PASSAGE PROVIDED =
Maximizing the ROI of your Vulnerability Management Program with Attack Surface Management

Vulnerability Management at a Crossroads: As the number of digital assets and vulnerabilities grows, businesses are struggling to keep up with the constantly changing threat landscape. The gap between what organizations need to achieve in cybersecurity and what they can actually accomplish is widening, causing many teams to rethink their methods.

Here’s what needs to be improved:

• Better detection of unknown assets
• Enhanced prioritization of vulnerabilities
• Shift to risk-based reporting and metrics
• Increased automation and workflow integration

Despite increasing budgets for vulnerability management, many companies still struggle to manage the rising risks. Simply spending more money won't solve these issues; vulnerability management teams need to make their methods more effective.

This blog outlines three steps vulnerability managers can take today to reduce visibility gaps, improve prioritization, and increase the ROI of their programs using Attack Surface Management (ASM) solutions.

Step 1: Use Black-Box Reconnaissance to Conduct a Gap Analysis

In today's cloud-based, distributed, and SaaS environments, maintaining an accurate inventory of external assets and ensuring they are patched quickly is a daunting task. The world is moving too fast, and unknown risks always exist. However, understanding the size of the visibility gap is essential. Shadow IT poses a significant risk, as unknown, unmanaged assets are more likely to contain vulnerabilities or misconfigurations, making them more vulnerable to attackers.

To address this, companies must perform a gap analysis by comparing the list of known assets with the list found by ASM solutions and assessing the severity of the gap. The goal is not to find all assets but to understand the relative number of unknown assets and the severity of the problems they contain. Over time, this can become a key performance indicator (KPI) that vulnerability management teams monitor and strive to mitigate.

How to Conduct a Gap Analysis:

1. Gather a list of your known external-facing assets.

2. Use ASM to conduct a black-box assessment of your attack surface.

3. Compare IPs, subdomains, and services – flag any not previously known to IT.

4. Scan unknown assets to confirm vulnerabilities.

5. Prioritize remediation based on risk.

Step 2: Prioritize Likelihood, Not Severity

Vulnerability management teams face the challenge of prioritizing an increasing number of vulnerable systems. In 2023 alone, over 22,000 new vulnerabilities were discovered, with one-third receiving a high or higher CVSS score. As the number of attacks increases by more than 20% per year, it’s no wonder that vulnerability management teams feel overwhelmed.

Traditionally, prioritization has been based on the severity of the vulnerability and the business criticality of the asset. However, this often leads to prioritizing highly vulnerable assets that may not be targeted by attackers. With only 5.5% of vulnerabilities being exploited in the wild, prioritizing based on the likelihood of attack can significantly improve the ROI of vulnerability management efforts.

PROVIDED INFORMATION =
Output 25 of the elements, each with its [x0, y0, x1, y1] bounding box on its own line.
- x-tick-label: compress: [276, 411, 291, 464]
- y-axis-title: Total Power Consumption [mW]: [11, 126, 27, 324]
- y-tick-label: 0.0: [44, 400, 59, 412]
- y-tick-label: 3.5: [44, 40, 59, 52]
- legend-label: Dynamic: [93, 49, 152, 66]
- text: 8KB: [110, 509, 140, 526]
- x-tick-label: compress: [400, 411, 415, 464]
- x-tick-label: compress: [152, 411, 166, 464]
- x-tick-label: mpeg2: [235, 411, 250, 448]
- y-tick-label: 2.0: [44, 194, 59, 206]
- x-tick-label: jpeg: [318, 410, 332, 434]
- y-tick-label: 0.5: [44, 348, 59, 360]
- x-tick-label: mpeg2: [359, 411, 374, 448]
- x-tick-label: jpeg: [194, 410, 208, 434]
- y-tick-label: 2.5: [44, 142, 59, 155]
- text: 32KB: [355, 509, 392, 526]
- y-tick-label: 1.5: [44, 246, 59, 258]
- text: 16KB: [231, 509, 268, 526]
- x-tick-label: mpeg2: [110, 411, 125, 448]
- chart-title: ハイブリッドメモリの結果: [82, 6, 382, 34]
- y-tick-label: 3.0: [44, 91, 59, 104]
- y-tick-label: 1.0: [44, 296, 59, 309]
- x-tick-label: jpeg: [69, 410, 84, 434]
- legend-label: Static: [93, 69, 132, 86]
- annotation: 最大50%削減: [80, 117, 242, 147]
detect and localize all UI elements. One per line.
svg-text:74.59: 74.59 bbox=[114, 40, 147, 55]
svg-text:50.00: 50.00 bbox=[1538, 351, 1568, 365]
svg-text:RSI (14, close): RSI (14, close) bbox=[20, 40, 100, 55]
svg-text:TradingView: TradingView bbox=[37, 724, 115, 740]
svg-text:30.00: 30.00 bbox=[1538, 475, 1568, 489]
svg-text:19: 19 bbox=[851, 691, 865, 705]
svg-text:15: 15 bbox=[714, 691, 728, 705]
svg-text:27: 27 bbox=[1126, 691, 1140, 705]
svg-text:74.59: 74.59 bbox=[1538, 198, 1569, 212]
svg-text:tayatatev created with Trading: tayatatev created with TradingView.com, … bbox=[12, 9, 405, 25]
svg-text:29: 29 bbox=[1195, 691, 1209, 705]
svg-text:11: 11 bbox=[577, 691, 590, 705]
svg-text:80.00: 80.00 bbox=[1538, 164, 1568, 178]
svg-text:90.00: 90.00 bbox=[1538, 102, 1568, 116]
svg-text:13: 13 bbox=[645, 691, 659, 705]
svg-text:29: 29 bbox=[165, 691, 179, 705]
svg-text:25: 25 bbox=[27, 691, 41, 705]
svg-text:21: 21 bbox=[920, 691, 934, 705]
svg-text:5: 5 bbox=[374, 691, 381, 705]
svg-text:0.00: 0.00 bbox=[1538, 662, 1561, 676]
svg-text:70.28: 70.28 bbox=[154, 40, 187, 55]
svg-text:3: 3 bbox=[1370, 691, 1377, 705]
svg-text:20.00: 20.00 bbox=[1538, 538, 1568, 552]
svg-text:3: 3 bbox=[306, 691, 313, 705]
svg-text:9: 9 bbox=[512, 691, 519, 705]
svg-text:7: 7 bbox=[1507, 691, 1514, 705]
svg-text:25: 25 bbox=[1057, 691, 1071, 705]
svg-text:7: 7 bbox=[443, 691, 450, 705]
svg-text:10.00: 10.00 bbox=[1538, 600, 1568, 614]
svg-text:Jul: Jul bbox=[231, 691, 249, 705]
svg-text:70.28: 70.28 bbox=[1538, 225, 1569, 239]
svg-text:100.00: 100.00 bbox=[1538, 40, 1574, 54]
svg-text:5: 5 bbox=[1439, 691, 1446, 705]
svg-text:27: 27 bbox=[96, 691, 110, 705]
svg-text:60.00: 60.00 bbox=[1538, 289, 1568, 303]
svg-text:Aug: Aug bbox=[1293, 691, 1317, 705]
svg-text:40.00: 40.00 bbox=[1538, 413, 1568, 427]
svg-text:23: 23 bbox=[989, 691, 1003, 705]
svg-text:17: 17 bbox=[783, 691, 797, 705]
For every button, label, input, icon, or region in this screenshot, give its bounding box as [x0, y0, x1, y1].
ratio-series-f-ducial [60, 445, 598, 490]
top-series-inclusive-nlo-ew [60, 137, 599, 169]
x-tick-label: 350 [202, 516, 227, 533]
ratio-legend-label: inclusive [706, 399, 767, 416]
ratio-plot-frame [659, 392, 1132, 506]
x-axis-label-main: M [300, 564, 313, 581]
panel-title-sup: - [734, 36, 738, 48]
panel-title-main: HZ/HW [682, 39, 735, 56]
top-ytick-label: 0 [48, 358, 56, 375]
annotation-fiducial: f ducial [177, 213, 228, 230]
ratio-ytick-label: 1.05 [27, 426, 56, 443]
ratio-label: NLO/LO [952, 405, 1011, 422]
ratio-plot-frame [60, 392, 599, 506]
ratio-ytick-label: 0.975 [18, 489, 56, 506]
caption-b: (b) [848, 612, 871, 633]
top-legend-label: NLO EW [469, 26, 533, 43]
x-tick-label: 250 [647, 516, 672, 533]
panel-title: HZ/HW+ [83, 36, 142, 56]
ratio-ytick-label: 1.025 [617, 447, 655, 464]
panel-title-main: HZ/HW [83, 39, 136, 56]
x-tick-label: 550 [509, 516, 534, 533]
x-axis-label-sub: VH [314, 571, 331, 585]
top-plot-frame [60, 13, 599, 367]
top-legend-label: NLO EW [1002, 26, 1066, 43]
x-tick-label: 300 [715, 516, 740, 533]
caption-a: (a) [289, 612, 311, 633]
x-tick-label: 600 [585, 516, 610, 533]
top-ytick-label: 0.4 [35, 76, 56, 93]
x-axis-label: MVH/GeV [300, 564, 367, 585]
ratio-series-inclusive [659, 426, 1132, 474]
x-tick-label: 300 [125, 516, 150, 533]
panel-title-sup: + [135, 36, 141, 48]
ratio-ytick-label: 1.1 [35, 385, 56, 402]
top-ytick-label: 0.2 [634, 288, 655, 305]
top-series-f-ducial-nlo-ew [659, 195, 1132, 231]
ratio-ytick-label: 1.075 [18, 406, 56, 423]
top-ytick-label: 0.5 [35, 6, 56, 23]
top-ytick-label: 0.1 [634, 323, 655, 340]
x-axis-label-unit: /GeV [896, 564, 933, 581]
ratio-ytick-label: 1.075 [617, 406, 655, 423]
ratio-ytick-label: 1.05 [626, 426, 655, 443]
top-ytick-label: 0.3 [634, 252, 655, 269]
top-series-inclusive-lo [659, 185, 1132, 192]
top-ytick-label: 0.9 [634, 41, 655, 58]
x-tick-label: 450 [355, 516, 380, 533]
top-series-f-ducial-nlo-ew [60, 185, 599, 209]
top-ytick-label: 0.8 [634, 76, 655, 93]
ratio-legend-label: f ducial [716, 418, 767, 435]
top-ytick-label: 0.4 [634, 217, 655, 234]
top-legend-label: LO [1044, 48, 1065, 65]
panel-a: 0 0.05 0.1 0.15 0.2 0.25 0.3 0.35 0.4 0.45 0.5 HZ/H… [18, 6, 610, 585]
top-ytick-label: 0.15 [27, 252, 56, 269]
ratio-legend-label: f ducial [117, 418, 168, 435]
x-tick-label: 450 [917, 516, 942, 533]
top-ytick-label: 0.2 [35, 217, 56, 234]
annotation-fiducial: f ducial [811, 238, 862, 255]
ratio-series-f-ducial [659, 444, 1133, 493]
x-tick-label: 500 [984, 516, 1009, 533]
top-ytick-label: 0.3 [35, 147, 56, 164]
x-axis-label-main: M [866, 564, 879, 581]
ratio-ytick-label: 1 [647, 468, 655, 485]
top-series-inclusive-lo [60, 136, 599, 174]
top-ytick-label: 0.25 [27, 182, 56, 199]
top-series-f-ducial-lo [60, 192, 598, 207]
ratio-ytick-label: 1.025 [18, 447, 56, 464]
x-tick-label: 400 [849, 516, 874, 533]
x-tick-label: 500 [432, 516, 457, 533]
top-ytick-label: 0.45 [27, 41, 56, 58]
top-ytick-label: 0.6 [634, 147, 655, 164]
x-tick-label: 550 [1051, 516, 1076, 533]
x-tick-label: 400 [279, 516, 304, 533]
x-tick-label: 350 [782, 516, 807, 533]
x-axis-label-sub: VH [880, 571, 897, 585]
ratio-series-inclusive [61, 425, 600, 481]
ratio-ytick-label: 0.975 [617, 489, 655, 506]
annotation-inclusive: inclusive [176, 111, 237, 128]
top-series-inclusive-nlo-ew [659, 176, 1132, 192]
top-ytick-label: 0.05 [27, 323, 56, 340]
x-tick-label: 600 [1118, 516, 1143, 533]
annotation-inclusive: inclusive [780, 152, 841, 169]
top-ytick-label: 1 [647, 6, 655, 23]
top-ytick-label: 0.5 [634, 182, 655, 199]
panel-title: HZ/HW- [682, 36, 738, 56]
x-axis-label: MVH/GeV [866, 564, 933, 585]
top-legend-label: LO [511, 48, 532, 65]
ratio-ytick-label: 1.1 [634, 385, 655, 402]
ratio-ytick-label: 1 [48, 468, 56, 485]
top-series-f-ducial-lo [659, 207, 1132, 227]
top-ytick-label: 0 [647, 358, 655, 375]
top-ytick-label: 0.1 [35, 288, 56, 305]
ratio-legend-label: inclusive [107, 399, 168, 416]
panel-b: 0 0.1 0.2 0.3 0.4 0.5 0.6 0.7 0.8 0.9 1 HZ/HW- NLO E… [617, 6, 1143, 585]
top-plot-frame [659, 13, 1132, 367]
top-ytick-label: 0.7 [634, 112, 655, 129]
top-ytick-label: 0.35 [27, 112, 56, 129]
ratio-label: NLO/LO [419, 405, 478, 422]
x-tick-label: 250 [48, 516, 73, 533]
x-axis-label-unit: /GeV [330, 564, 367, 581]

WORK TASK 1 = According to the blog post on vulnerability management, what percentage of vulnerabilities are exploited in the wild?
WORK TASK 2 = Write out the blog post on vulnerability management from "To address this, companies" up to and including "strive to mitigate.".
The listing is separate from the blog post on vulnerability management.

PROBLEM SOLUTION 1 = Only 5.5% of vulnerabilities are exploited in the wild.

PROBLEM SOLUTION 2 =
To address this, companies must perform a gap analysis by comparing the list of known assets with the list found by ASM solutions and assessing the severity of the gap. The goal is not to find all assets but to understand the relative number of unknown assets and the severity of the problems they contain. Over time, this can become a key performance indicator (KPI) that vulnerability management teams monitor and strive to mitigate.